**Attività:**
Per favore, riproduci fedelmente una parte del testo di lettura, cominciando dalle parole "Un buon articolo, considerando" e fermandoti dopo "abitualmente in storiografia.".

**Testo di lettura:**
##########

Il vostro sito è stupendo ed interessantissimo ! Sto facendo una ricerca per sapere se i legionari e i gladiatori erano marchiati o tatuati ma non riesco a trovare materiale serio !
Quidi vi chiedo gentilmente se avete materiale in proposito , sui tatuaggi o le marchiature che facevano i lanisti ai gladiatori ogli imperatori ai legionari grazie .
Ciao Pamela, scusa se ti rispondo in ritardo. Ricordo di aver letto dei tatuaggi nel tardo antico nelle opere di Aezio di Amida, medico del VI secolo. Il testo di riferimento, a sentire colleghi più esperti in materia, è P. Jones (1987), ‘Stigma: Tattooing and Branding in Graeco-Roman antiquity’, in The Journal of Roman Studies 77: 139-155
Complimenti per gli articoli prodotti, è un piacere leggerli!
Grazie Ramon!
Un buon articolo, considerando la scarsità di fonti al riguardo, che obbliga a muoversi su ipotesi senza riuscire ad ottenere un quadro generale ed esaustivo. Unica nota, mi permetto, da laureando in storia, sarebbe stato meglio parlare di “governo” di Traiano piuttosto che di regno, visto che al livello istituzionale solo a partire dalla basileía giustinianea si può parlare effettivamente di regno.
Ciao Fabrizio, grazie per il commento. La parola “regno” per indicare il periodo di governo di un imperatore romano, anche prima del VI secolo, si usa abitualmente in storiografia.
Come sa ciò che è abituale non significa sia necessariamente giusto, posto che la storiografia, chiaramente, non è esente dalle pecche degli uomini. Detto questo credo che voi, assieme ad altri portali, svolgiate un ruolo lodevole, liberi anche dalle consuetudini e dalle prassi accademiche. Anche se oggi il dibattito circa temi, un tempo scomodi, è rifiorito, forse anche per merito del web, chissà. Venendo alla nostra questione, considerando che per i romani forse mai ci fu cosa peggiore del re, almeno fino alla crisi del terzo secolo, sarebbe interessante chiederci quanto di re, abbia avuto Traiano, quanto di princeps, lui optimus princeps (non optimus rex) e quindi chiederci se i termini (quindi le definizioni) che noi diamo rispecchino in effetti la realtà che vogliamo raccontare. La mia chiaramente è solo un invito alla riflessione, e a mettere in discussione anche interpretazioni già consolidate come, faccio un esempio banale, quelle sull’assolutismo, sciolto da ogni vincolo de iure, limitato nei fatti (Alessandro Barbero, ‘Il tempo e la storia’, puntata su Luigi XIV).
Sito estremamente interessante e ben realizzato.

##########

**Dati disponibili:**

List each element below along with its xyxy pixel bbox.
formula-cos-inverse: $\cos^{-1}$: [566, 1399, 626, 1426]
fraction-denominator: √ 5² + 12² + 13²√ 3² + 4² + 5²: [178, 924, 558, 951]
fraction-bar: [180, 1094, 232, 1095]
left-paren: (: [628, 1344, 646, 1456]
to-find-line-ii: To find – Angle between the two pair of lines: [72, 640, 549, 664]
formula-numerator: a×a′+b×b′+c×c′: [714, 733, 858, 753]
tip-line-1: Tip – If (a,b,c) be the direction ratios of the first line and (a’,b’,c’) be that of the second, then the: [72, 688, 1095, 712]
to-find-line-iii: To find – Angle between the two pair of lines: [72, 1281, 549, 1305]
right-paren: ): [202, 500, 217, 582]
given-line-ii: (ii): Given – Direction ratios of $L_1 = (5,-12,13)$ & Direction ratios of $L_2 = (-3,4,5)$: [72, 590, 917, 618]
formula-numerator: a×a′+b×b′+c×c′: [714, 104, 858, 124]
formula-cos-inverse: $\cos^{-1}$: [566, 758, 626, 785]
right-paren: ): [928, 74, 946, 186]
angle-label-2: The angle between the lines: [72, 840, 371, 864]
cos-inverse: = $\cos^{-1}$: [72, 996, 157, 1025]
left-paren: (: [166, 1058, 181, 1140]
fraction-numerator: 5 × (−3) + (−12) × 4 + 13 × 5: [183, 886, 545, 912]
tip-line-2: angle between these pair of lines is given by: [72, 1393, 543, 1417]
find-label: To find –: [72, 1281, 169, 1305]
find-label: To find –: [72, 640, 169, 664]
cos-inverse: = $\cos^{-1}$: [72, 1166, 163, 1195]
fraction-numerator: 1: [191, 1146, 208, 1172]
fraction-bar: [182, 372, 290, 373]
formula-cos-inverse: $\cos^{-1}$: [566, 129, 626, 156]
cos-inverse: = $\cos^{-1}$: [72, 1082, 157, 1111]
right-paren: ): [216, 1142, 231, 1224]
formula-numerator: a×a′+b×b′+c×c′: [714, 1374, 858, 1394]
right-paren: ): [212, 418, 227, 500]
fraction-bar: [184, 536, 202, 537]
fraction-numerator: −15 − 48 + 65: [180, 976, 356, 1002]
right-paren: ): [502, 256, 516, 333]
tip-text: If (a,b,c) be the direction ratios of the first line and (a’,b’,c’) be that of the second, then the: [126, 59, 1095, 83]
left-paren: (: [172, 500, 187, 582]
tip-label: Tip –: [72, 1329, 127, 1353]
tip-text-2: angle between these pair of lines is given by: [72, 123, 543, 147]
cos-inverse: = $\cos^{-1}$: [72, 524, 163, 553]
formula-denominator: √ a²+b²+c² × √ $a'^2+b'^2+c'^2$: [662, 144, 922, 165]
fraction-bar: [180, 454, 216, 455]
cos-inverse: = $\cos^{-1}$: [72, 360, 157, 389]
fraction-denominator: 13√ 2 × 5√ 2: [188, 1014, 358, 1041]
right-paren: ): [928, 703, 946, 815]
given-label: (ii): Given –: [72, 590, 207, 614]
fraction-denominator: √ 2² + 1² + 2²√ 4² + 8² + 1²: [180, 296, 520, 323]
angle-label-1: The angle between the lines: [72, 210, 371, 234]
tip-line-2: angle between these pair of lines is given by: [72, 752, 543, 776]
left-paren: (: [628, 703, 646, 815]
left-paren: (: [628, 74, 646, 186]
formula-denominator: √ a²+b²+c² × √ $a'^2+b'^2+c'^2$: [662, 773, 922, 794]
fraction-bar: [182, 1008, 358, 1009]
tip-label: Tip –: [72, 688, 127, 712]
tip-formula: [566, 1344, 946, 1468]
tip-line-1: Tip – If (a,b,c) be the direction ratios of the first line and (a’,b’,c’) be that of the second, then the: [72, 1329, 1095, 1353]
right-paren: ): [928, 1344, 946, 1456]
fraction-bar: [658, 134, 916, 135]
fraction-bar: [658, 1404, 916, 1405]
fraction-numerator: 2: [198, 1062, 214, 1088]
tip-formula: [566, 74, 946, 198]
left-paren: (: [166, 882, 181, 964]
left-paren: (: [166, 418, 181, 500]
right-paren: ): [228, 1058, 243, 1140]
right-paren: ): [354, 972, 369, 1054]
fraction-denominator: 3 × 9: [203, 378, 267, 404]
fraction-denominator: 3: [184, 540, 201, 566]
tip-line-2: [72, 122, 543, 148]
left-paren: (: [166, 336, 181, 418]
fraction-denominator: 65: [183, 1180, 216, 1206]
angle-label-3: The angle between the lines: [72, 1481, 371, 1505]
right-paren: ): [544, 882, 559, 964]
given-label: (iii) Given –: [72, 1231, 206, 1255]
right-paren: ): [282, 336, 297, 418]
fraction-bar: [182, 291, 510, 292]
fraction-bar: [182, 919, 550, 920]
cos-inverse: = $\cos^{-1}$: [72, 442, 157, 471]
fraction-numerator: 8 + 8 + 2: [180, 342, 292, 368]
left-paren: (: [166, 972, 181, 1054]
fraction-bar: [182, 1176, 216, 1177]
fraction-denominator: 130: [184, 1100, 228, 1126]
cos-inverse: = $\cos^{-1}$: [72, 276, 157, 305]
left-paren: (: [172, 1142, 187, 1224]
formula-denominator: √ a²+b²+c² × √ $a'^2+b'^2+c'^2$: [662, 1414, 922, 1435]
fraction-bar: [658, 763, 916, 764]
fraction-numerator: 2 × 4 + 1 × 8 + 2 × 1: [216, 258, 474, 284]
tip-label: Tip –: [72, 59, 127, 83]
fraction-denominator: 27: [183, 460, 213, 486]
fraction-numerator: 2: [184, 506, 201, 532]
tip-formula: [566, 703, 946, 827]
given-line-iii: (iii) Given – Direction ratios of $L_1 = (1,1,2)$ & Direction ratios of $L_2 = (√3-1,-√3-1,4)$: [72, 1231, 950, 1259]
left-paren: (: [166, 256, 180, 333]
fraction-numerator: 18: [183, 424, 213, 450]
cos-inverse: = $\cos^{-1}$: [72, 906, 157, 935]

##########

**Compito svolto:**
Un buon articolo, considerando la scarsità di fonti al riguardo, che obbliga a muoversi su ipotesi senza riuscire ad ottenere un quadro generale ed esaustivo. Unica nota, mi permetto, da laureando in storia, sarebbe stato meglio parlare di “governo” di Traiano piuttosto che di regno, visto che al livello istituzionale solo a partire dalla basileía giustinianea si può parlare effettivamente di regno.
Ciao Fabrizio, grazie per il commento. La parola “regno” per indicare il periodo di governo di un imperatore romano, anche prima del VI secolo, si usa abitualmente in storiografia.